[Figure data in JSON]
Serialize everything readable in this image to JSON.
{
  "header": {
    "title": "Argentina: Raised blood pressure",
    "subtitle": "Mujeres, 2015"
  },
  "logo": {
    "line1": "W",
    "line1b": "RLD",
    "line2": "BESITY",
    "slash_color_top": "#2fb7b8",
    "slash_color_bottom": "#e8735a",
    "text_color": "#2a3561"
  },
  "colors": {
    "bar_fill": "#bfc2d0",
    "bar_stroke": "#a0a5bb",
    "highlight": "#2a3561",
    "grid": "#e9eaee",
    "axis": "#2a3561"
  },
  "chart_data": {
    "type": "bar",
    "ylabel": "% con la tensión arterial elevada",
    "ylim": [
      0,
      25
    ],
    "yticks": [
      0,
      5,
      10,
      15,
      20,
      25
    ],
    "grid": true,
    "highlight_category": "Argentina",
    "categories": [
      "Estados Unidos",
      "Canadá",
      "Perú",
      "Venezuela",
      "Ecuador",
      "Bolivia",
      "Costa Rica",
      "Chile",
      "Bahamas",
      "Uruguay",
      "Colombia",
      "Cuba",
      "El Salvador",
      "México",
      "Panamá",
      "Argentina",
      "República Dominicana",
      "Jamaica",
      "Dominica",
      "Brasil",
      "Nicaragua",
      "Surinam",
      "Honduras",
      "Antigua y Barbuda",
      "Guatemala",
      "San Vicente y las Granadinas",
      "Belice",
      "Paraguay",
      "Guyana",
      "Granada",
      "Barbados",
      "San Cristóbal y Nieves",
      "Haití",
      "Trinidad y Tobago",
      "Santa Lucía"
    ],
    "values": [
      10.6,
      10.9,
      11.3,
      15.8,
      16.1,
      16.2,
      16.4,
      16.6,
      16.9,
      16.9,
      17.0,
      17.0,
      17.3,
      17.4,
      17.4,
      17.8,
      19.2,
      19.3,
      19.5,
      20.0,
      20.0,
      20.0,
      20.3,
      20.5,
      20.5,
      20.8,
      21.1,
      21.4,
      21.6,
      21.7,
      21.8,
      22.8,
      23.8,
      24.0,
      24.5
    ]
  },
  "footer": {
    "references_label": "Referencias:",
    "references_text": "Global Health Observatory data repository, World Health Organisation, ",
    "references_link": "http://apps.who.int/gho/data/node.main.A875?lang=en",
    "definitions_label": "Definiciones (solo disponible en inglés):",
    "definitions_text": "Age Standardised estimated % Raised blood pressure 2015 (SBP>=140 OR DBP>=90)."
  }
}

YOUR GOAL: Return each entry from above without altering a single character.

EXERCISE RESULT:
Serialize everything readable in this image to JSON.
{
  "header": {
    "title": "Argentina: Raised blood pressure",
    "subtitle": "Mujeres, 2015"
  },
  "logo": {
    "line1": "W",
    "line1b": "RLD",
    "line2": "BESITY",
    "slash_color_top": "#2fb7b8",
    "slash_color_bottom": "#e8735a",
    "text_color": "#2a3561"
  },
  "colors": {
    "bar_fill": "#bfc2d0",
    "bar_stroke": "#a0a5bb",
    "highlight": "#2a3561",
    "grid": "#e9eaee",
    "axis": "#2a3561"
  },
  "chart_data": {
    "type": "bar",
    "ylabel": "% con la tensión arterial elevada",
    "ylim": [
      0,
      25
    ],
    "yticks": [
      0,
      5,
      10,
      15,
      20,
      25
    ],
    "grid": true,
    "highlight_category": "Argentina",
    "categories": [
      "Estados Unidos",
      "Canadá",
      "Perú",
      "Venezuela",
      "Ecuador",
      "Bolivia",
      "Costa Rica",
      "Chile",
      "Bahamas",
      "Uruguay",
      "Colombia",
      "Cuba",
      "El Salvador",
      "México",
      "Panamá",
      "Argentina",
      "República Dominicana",
      "Jamaica",
      "Dominica",
      "Brasil",
      "Nicaragua",
      "Surinam",
      "Honduras",
      "Antigua y Barbuda",
      "Guatemala",
      "San Vicente y las Granadinas",
      "Belice",
      "Paraguay",
      "Guyana",
      "Granada",
      "Barbados",
      "San Cristóbal y Nieves",
      "Haití",
      "Trinidad y Tobago",
      "Santa Lucía"
    ],
    "values": [
      10.6,
      10.9,
      11.3,
      15.8,
      16.1,
      16.2,
      16.4,
      16.6,
      16.9,
      16.9,
      17.0,
      17.0,
      17.3,
      17.4,
      17.4,
      17.8,
      19.2,
      19.3,
      19.5,
      20.0,
      20.0,
      20.0,
      20.3,
      20.5,
      20.5,
      20.8,
      21.1,
      21.4,
      21.6,
      21.7,
      21.8,
      22.8,
      23.8,
      24.0,
      24.5
    ]
  },
  "footer": {
    "references_label": "Referencias:",
    "references_text": "Global Health Observatory data repository, World Health Organisation, ",
    "references_link": "http://apps.who.int/gho/data/node.main.A875?lang=en",
    "definitions_label": "Definiciones (solo disponible en inglés):",
    "definitions_text": "Age Standardised estimated % Raised blood pressure 2015 (SBP>=140 OR DBP>=90)."
  }
}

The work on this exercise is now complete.